▶ TASK PROMPT:
Repeat the listing word for word. No pictures belong in the copy.

▶ INPUT FOR THIS TASK:
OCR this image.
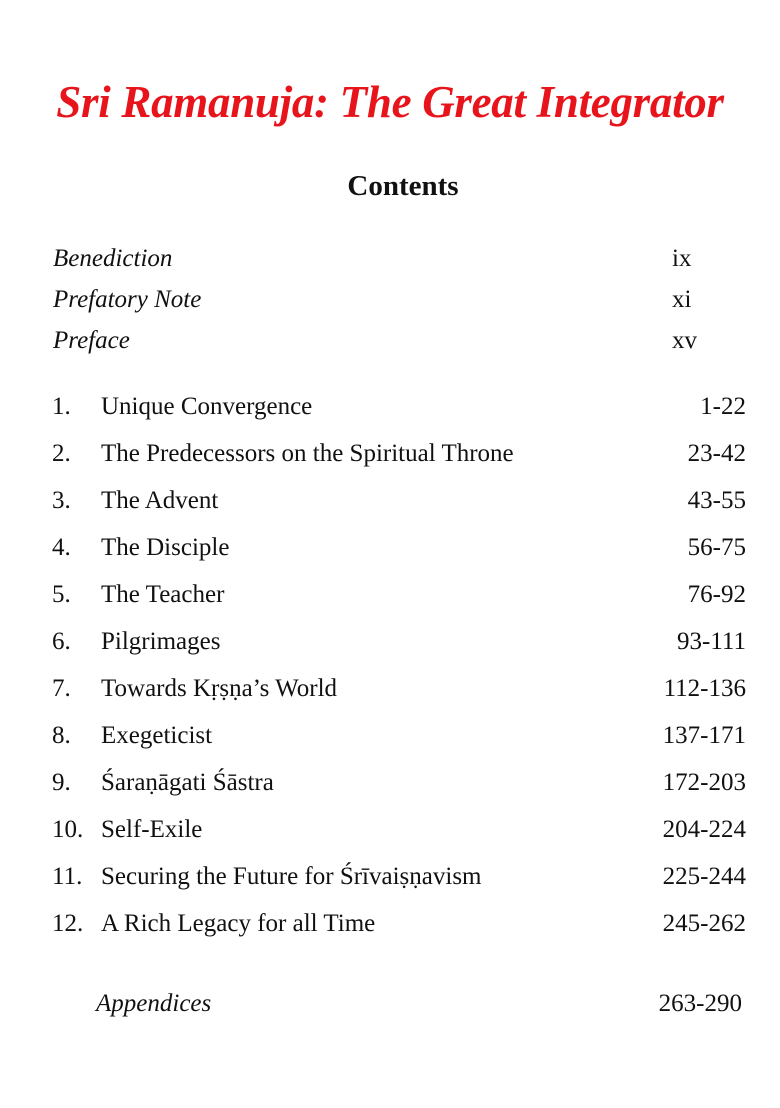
Sri Ramanuja: The Great Integrator
Contents
Benediction	ix
Prefatory Note	xi
Preface	xv
1. Unique Convergence	1-22
2. The Predecessors on the Spiritual Throne	23-42
3. The Advent	43-55
4. The Disciple	56-75
5. The Teacher	76-92
6. Pilgrimages	93-111
7. Towards Kṛṣṇa’s World	112-136
8. Exegeticist	137-171
9. Śaraṇāgati Śāstra	172-203
10. Self-Exile	204-224
11. Securing the Future for Śrīvaiṣṇavism	225-244
12. A Rich Legacy for all Time	245-262
Appendices	263-290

▶ SOLUTION:
OCR this image.
Sri Ramanuja: The Great Integrator
Contents
Benediction	ix
Prefatory Note	xi
Preface	xv
1. Unique Convergence	1-22
2. The Predecessors on the Spiritual Throne	23-42
3. The Advent	43-55
4. The Disciple	56-75
5. The Teacher	76-92
6. Pilgrimages	93-111
7. Towards Kṛṣṇa’s World	112-136
8. Exegeticist	137-171
9. Śaraṇāgati Śāstra	172-203
10. Self-Exile	204-224
11. Securing the Future for Śrīvaiṣṇavism	225-244
12. A Rich Legacy for all Time	245-262
Appendices	263-290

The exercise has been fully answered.